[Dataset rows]
[Start]
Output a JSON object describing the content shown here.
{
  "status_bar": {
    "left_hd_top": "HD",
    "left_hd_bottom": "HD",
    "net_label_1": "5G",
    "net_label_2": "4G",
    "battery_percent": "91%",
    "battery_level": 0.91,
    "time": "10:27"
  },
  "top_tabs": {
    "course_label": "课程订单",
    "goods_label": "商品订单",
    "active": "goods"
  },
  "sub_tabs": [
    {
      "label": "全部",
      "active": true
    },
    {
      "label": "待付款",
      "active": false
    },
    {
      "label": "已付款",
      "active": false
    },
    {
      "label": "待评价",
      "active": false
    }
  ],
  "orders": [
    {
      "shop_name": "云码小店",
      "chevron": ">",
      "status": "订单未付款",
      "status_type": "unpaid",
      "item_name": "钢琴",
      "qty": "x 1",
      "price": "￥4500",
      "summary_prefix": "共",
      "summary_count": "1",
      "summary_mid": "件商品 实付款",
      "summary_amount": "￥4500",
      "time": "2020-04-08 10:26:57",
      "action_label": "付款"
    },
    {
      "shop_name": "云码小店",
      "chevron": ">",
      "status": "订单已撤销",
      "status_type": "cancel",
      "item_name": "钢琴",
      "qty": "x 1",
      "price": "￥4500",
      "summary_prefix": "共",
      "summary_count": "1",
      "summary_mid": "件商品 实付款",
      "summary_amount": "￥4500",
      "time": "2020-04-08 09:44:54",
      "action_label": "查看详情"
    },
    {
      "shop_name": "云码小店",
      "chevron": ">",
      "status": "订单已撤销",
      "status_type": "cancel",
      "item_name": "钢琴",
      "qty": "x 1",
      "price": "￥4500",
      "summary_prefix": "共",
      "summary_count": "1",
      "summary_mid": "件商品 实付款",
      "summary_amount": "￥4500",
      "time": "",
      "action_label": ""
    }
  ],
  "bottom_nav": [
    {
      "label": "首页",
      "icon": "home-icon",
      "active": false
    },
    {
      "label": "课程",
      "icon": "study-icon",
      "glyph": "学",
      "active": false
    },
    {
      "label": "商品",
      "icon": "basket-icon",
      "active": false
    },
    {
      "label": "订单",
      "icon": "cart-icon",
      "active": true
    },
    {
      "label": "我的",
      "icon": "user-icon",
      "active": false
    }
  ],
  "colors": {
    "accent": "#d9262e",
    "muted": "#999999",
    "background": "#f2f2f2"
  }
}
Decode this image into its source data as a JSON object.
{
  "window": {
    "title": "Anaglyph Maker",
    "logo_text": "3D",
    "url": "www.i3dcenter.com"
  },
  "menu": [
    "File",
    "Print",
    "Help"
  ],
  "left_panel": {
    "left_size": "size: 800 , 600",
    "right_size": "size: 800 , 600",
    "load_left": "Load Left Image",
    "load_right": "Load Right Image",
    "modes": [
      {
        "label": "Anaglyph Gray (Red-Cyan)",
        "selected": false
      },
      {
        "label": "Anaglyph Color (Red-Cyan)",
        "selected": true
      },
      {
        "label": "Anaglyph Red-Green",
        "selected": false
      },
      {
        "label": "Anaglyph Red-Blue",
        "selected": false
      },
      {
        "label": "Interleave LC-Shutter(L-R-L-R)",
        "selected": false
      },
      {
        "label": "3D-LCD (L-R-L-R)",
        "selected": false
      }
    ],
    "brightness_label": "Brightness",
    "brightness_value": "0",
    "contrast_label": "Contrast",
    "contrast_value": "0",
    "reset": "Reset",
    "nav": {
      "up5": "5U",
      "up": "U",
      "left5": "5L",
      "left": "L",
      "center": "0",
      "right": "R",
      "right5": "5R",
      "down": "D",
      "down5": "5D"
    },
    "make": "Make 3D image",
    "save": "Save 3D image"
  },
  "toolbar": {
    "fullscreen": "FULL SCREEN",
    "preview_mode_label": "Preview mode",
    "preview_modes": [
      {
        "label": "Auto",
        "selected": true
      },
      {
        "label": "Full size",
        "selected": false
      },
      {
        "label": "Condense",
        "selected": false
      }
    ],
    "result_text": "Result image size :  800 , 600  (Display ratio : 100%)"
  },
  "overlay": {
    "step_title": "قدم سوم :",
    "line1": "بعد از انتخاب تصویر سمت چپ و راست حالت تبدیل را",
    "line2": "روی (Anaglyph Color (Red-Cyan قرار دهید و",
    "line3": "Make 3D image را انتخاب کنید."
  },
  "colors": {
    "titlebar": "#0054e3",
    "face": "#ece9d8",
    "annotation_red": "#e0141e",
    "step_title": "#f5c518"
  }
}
[End]
▶ **WHAT IS NEEDED**
Reproduce the listing shown above in its entirety, exactly.

▶ **FULL ANSWER**
Output a JSON object describing the content shown here.
{
  "status_bar": {
    "left_hd_top": "HD",
    "left_hd_bottom": "HD",
    "net_label_1": "5G",
    "net_label_2": "4G",
    "battery_percent": "91%",
    "battery_level": 0.91,
    "time": "10:27"
  },
  "top_tabs": {
    "course_label": "课程订单",
    "goods_label": "商品订单",
    "active": "goods"
  },
  "sub_tabs": [
    {
      "label": "全部",
      "active": true
    },
    {
      "label": "待付款",
      "active": false
    },
    {
      "label": "已付款",
      "active": false
    },
    {
      "label": "待评价",
      "active": false
    }
  ],
  "orders": [
    {
      "shop_name": "云码小店",
      "chevron": ">",
      "status": "订单未付款",
      "status_type": "unpaid",
      "item_name": "钢琴",
      "qty": "x 1",
      "price": "￥4500",
      "summary_prefix": "共",
      "summary_count": "1",
      "summary_mid": "件商品 实付款",
      "summary_amount": "￥4500",
      "time": "2020-04-08 10:26:57",
      "action_label": "付款"
    },
    {
      "shop_name": "云码小店",
      "chevron": ">",
      "status": "订单已撤销",
      "status_type": "cancel",
      "item_name": "钢琴",
      "qty": "x 1",
      "price": "￥4500",
      "summary_prefix": "共",
      "summary_count": "1",
      "summary_mid": "件商品 实付款",
      "summary_amount": "￥4500",
      "time": "2020-04-08 09:44:54",
      "action_label": "查看详情"
    },
    {
      "shop_name": "云码小店",
      "chevron": ">",
      "status": "订单已撤销",
      "status_type": "cancel",
      "item_name": "钢琴",
      "qty": "x 1",
      "price": "￥4500",
      "summary_prefix": "共",
      "summary_count": "1",
      "summary_mid": "件商品 实付款",
      "summary_amount": "￥4500",
      "time": "",
      "action_label": ""
    }
  ],
  "bottom_nav": [
    {
      "label": "首页",
      "icon": "home-icon",
      "active": false
    },
    {
      "label": "课程",
      "icon": "study-icon",
      "glyph": "学",
      "active": false
    },
    {
      "label": "商品",
      "icon": "basket-icon",
      "active": false
    },
    {
      "label": "订单",
      "icon": "cart-icon",
      "active": true
    },
    {
      "label": "我的",
      "icon": "user-icon",
      "active": false
    }
  ],
  "colors": {
    "accent": "#d9262e",
    "muted": "#999999",
    "background": "#f2f2f2"
  }
}
Decode this image into its source data as a JSON object.
{
  "window": {
    "title": "Anaglyph Maker",
    "logo_text": "3D",
    "url": "www.i3dcenter.com"
  },
  "menu": [
    "File",
    "Print",
    "Help"
  ],
  "left_panel": {
    "left_size": "size: 800 , 600",
    "right_size": "size: 800 , 600",
    "load_left": "Load Left Image",
    "load_right": "Load Right Image",
    "modes": [
      {
        "label": "Anaglyph Gray (Red-Cyan)",
        "selected": false
      },
      {
        "label": "Anaglyph Color (Red-Cyan)",
        "selected": true
      },
      {
        "label": "Anaglyph Red-Green",
        "selected": false
      },
      {
        "label": "Anaglyph Red-Blue",
        "selected": false
      },
      {
        "label": "Interleave LC-Shutter(L-R-L-R)",
        "selected": false
      },
      {
        "label": "3D-LCD (L-R-L-R)",
        "selected": false
      }
    ],
    "brightness_label": "Brightness",
    "brightness_value": "0",
    "contrast_label": "Contrast",
    "contrast_value": "0",
    "reset": "Reset",
    "nav": {
      "up5": "5U",
      "up": "U",
      "left5": "5L",
      "left": "L",
      "center": "0",
      "right": "R",
      "right5": "5R",
      "down": "D",
      "down5": "5D"
    },
    "make": "Make 3D image",
    "save": "Save 3D image"
  },
  "toolbar": {
    "fullscreen": "FULL SCREEN",
    "preview_mode_label": "Preview mode",
    "preview_modes": [
      {
        "label": "Auto",
        "selected": true
      },
      {
        "label": "Full size",
        "selected": false
      },
      {
        "label": "Condense",
        "selected": false
      }
    ],
    "result_text": "Result image size :  800 , 600  (Display ratio : 100%)"
  },
  "overlay": {
    "step_title": "قدم سوم :",
    "line1": "بعد از انتخاب تصویر سمت چپ و راست حالت تبدیل را",
    "line2": "روی (Anaglyph Color (Red-Cyan قرار دهید و",
    "line3": "Make 3D image را انتخاب کنید."
  },
  "colors": {
    "titlebar": "#0054e3",
    "face": "#ece9d8",
    "annotation_red": "#e0141e",
    "step_title": "#f5c518"
  }
}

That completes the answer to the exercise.